_Data shown_
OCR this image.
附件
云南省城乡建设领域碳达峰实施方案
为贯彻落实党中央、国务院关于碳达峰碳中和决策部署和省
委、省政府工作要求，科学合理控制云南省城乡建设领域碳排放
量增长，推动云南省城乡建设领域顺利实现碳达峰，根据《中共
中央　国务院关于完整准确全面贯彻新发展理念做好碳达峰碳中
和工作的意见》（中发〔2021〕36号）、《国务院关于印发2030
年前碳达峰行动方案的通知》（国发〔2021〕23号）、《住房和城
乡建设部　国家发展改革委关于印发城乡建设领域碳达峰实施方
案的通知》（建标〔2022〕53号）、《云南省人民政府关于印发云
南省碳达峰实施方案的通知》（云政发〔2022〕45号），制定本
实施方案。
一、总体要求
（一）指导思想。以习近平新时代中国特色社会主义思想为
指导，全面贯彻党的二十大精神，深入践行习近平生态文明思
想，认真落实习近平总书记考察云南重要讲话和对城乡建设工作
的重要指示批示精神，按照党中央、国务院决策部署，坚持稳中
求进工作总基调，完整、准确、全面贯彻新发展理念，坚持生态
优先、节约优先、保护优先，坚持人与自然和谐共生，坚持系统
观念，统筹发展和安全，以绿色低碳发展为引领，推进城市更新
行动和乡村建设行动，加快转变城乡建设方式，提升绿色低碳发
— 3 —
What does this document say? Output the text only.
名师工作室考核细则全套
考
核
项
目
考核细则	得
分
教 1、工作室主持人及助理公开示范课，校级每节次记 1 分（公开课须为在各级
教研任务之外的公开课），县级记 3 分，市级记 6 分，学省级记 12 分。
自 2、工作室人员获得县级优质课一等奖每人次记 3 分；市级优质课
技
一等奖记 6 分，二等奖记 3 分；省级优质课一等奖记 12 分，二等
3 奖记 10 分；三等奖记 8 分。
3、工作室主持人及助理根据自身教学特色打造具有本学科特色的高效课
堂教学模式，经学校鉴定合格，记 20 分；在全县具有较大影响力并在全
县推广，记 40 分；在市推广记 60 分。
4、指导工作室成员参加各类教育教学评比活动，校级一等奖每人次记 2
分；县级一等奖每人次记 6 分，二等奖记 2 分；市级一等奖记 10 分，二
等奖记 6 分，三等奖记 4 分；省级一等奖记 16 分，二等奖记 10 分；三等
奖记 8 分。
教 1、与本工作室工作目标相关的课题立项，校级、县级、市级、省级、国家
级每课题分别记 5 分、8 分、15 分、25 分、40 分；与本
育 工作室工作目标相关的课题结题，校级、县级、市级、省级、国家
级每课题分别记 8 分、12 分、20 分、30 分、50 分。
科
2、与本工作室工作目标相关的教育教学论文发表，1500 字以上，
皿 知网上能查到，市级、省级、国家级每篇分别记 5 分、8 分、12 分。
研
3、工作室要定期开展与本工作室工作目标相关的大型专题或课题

_What the task asks_
Scan the data above; copy every line where "二等奖记" appears.

_Answer to this exercise_
一等奖记 6 分，二等奖记 3 分；省级优质课一等奖记 12 分，二等
分；县级一等奖每人次记 6 分，二等奖记 2 分；市级一等奖记 10 分，二
等奖记 6 分，三等奖记 4 分；省级一等奖记 16 分，二等奖记 10 分；三等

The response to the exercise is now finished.